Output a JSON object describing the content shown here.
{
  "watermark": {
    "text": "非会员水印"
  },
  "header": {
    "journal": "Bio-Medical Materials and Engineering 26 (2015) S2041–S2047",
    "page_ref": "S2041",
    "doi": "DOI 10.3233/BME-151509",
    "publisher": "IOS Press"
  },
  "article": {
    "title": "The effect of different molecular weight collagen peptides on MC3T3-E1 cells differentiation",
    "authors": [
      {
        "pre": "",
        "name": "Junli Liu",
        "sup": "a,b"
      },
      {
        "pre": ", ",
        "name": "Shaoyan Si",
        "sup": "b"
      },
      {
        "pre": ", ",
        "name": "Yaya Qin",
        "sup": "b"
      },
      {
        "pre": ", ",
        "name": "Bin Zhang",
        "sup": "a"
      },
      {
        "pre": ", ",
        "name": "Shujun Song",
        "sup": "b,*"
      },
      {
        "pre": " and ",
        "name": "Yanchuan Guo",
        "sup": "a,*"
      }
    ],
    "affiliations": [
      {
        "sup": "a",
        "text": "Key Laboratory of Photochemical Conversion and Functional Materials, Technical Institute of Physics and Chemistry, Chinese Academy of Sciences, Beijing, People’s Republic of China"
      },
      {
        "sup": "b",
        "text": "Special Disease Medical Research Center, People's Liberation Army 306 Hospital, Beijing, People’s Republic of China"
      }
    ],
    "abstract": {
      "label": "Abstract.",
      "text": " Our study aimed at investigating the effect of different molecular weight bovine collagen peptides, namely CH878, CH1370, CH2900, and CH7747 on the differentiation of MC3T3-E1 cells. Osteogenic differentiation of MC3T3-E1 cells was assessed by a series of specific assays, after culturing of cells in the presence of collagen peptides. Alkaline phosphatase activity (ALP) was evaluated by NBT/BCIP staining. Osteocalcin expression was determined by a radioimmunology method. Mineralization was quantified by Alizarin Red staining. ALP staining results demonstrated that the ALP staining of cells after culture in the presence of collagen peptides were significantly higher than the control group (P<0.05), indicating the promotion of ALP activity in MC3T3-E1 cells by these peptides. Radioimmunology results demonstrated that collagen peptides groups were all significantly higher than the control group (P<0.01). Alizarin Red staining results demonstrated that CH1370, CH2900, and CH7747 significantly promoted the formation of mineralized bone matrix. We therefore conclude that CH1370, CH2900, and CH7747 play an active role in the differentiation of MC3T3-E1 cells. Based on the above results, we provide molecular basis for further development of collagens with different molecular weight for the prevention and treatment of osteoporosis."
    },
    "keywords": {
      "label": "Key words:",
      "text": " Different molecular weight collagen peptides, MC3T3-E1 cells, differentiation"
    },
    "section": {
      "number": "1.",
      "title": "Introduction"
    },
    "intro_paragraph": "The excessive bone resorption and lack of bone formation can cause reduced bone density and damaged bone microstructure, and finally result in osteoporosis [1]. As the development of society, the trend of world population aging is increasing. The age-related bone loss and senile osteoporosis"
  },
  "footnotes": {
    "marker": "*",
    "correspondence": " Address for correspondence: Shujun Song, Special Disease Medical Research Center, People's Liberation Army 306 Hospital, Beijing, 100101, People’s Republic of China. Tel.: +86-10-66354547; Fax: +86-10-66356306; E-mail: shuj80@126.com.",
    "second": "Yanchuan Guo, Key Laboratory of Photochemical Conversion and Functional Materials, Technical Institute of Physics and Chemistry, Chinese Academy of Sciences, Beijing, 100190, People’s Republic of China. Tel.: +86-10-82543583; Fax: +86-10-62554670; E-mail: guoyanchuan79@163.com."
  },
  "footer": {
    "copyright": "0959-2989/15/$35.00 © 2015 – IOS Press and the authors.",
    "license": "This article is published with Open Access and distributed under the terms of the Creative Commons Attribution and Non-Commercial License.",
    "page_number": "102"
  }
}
· · · · ·
Instructions to follow: Return the material in its entirety, word for word.

Answer section:
Output a JSON object describing the content shown here.
{
  "watermark": {
    "text": "非会员水印"
  },
  "header": {
    "journal": "Bio-Medical Materials and Engineering 26 (2015) S2041–S2047",
    "page_ref": "S2041",
    "doi": "DOI 10.3233/BME-151509",
    "publisher": "IOS Press"
  },
  "article": {
    "title": "The effect of different molecular weight collagen peptides on MC3T3-E1 cells differentiation",
    "authors": [
      {
        "pre": "",
        "name": "Junli Liu",
        "sup": "a,b"
      },
      {
        "pre": ", ",
        "name": "Shaoyan Si",
        "sup": "b"
      },
      {
        "pre": ", ",
        "name": "Yaya Qin",
        "sup": "b"
      },
      {
        "pre": ", ",
        "name": "Bin Zhang",
        "sup": "a"
      },
      {
        "pre": ", ",
        "name": "Shujun Song",
        "sup": "b,*"
      },
      {
        "pre": " and ",
        "name": "Yanchuan Guo",
        "sup": "a,*"
      }
    ],
    "affiliations": [
      {
        "sup": "a",
        "text": "Key Laboratory of Photochemical Conversion and Functional Materials, Technical Institute of Physics and Chemistry, Chinese Academy of Sciences, Beijing, People’s Republic of China"
      },
      {
        "sup": "b",
        "text": "Special Disease Medical Research Center, People's Liberation Army 306 Hospital, Beijing, People’s Republic of China"
      }
    ],
    "abstract": {
      "label": "Abstract.",
      "text": " Our study aimed at investigating the effect of different molecular weight bovine collagen peptides, namely CH878, CH1370, CH2900, and CH7747 on the differentiation of MC3T3-E1 cells. Osteogenic differentiation of MC3T3-E1 cells was assessed by a series of specific assays, after culturing of cells in the presence of collagen peptides. Alkaline phosphatase activity (ALP) was evaluated by NBT/BCIP staining. Osteocalcin expression was determined by a radioimmunology method. Mineralization was quantified by Alizarin Red staining. ALP staining results demonstrated that the ALP staining of cells after culture in the presence of collagen peptides were significantly higher than the control group (P<0.05), indicating the promotion of ALP activity in MC3T3-E1 cells by these peptides. Radioimmunology results demonstrated that collagen peptides groups were all significantly higher than the control group (P<0.01). Alizarin Red staining results demonstrated that CH1370, CH2900, and CH7747 significantly promoted the formation of mineralized bone matrix. We therefore conclude that CH1370, CH2900, and CH7747 play an active role in the differentiation of MC3T3-E1 cells. Based on the above results, we provide molecular basis for further development of collagens with different molecular weight for the prevention and treatment of osteoporosis."
    },
    "keywords": {
      "label": "Key words:",
      "text": " Different molecular weight collagen peptides, MC3T3-E1 cells, differentiation"
    },
    "section": {
      "number": "1.",
      "title": "Introduction"
    },
    "intro_paragraph": "The excessive bone resorption and lack of bone formation can cause reduced bone density and damaged bone microstructure, and finally result in osteoporosis [1]. As the development of society, the trend of world population aging is increasing. The age-related bone loss and senile osteoporosis"
  },
  "footnotes": {
    "marker": "*",
    "correspondence": " Address for correspondence: Shujun Song, Special Disease Medical Research Center, People's Liberation Army 306 Hospital, Beijing, 100101, People’s Republic of China. Tel.: +86-10-66354547; Fax: +86-10-66356306; E-mail: shuj80@126.com.",
    "second": "Yanchuan Guo, Key Laboratory of Photochemical Conversion and Functional Materials, Technical Institute of Physics and Chemistry, Chinese Academy of Sciences, Beijing, 100190, People’s Republic of China. Tel.: +86-10-82543583; Fax: +86-10-62554670; E-mail: guoyanchuan79@163.com."
  },
  "footer": {
    "copyright": "0959-2989/15/$35.00 © 2015 – IOS Press and the authors.",
    "license": "This article is published with Open Access and distributed under the terms of the Creative Commons Attribution and Non-Commercial License.",
    "page_number": "102"
  }
}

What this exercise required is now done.